TEXT BLOCK
-- start --

That choice has taken Hedman to the heights of jazz, R&B and pop.

His diverse career has included stints with the Spinners, Chico Freeman, Daryl Hall, New Kids on the Block, Alicia Keys and Maia. For 20 years, his band performed with the legendary Cuba Gooding and The Main Ingredient. Not bad for a Jamaican immigrant who got his first drum from a Brooklyn garbage can.

Hedman got hooked on jazz as an adolescent, drumming to records by legends like Miles Davis and Dizzy Gillespie. He first took the stage as a calypsonian, performing at Caribbean events in Brooklyn. But over the years, he gravitated towards other styles of music from the African Diaspora, fascinated by their individual yet closely related rhythms.

His style reflects the culmination of his years of experimentation. With his band, Tropique, Hedman performs what is usually described as Latin jazz, though it encompasses a broad range of African, African American and Caribbean rhythms.

His new album, due out next year, blends traditional Latin jazz with everything from calypso and go-go to soul, R&B and hip hop.

“I'm not the traditional Latin jazz performer,” he said. “I incorporate different styles so that the music touches all ages. The tropical rhythms are clearly there. But you hear all this other stuff on top that you wouldn't expect to hear.”

That “stuff” includes the diverse rhythms and the range of percussion sounds in Hedman's arsenal. He uses everything from cowrie bells and shakers to homemade tools — crumpled bits of paper, gourds and even Evian bottles — in his quest for the perfect beat.

“It's the rhythm that I love,” explained Hedman with a final rat a tat tat on the table, “Finding the perfect sound to round out a song; fusing all the different elements to create a unique sound. It's the best high.”

-- end --

Element position data

-- start --

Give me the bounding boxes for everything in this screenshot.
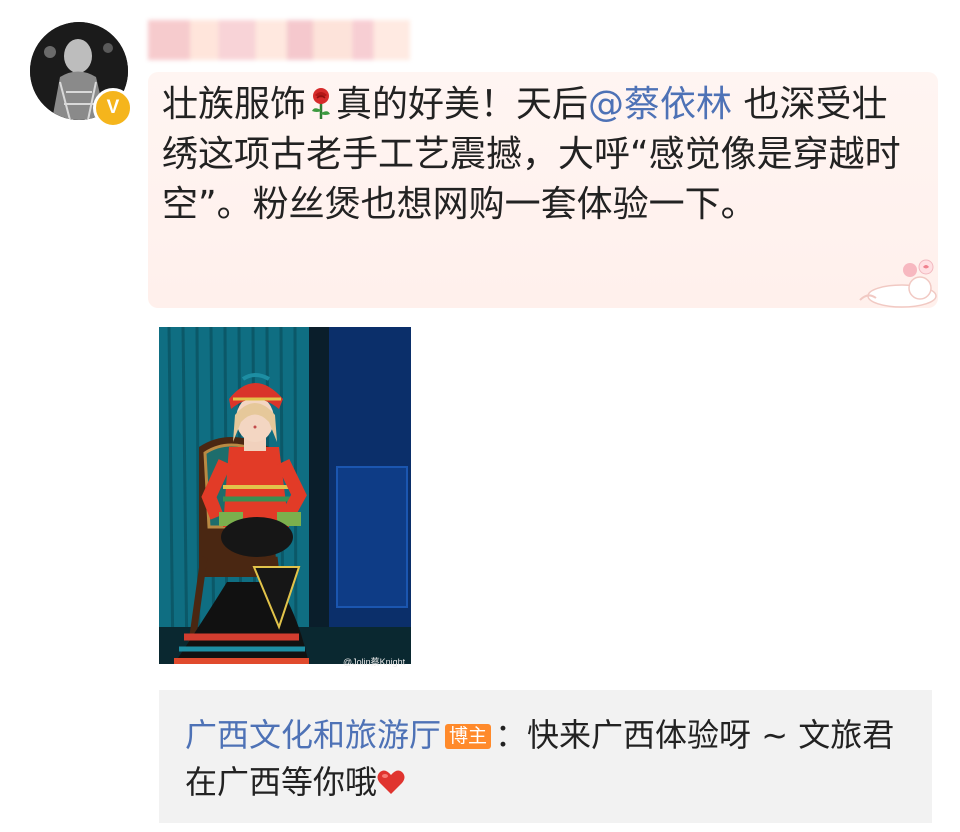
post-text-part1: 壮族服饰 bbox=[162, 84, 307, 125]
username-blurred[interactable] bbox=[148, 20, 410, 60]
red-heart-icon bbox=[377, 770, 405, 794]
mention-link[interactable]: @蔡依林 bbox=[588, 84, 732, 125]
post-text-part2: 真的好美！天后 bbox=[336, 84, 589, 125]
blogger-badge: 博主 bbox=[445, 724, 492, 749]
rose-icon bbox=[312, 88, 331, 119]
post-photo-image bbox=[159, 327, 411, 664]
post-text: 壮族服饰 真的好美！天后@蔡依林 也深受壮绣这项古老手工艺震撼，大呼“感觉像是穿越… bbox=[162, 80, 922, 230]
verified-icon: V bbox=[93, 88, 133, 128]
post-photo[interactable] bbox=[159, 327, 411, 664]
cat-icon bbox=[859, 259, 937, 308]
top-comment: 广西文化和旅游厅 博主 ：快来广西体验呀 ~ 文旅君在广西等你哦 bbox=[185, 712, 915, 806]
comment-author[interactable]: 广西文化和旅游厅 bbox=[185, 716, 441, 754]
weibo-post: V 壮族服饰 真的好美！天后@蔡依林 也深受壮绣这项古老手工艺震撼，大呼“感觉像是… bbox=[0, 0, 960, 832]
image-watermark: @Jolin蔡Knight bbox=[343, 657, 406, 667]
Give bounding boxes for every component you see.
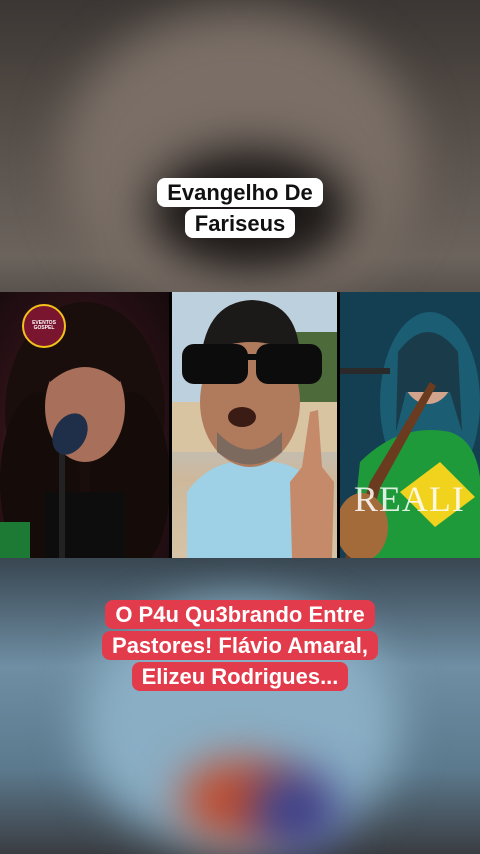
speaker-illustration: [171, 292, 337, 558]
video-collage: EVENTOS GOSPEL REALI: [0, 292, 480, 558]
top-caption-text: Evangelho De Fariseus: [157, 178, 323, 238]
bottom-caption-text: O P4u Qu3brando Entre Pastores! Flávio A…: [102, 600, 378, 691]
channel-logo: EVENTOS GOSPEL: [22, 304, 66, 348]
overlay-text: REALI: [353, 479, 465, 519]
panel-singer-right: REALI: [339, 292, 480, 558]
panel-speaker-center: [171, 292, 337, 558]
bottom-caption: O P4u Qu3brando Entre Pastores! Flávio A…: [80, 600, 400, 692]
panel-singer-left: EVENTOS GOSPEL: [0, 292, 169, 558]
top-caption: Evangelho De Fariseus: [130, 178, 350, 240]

-- end --

INSTRUCTION A
List the acts that the Hedman profile names in the sentence describing his diverse career's stints.
INSTRUCTION B
Retype the part of the Hedman profile that opens with the words containing "Hedman got hooked" and closes with "closely related rhythms.".

WRITTEN ANSWER A
the Spinners, Chico Freeman, Daryl Hall, New Kids on the Block, Alicia Keys, Maia

WRITTEN ANSWER B
Hedman got hooked on jazz as an adolescent, drumming to records by legends like Miles Davis and Dizzy Gillespie. He first took the stage as a calypsonian, performing at Caribbean events in Brooklyn. But over the years, he gravitated towards other styles of music from the African Diaspora, fascinated by their individual yet closely related rhythms.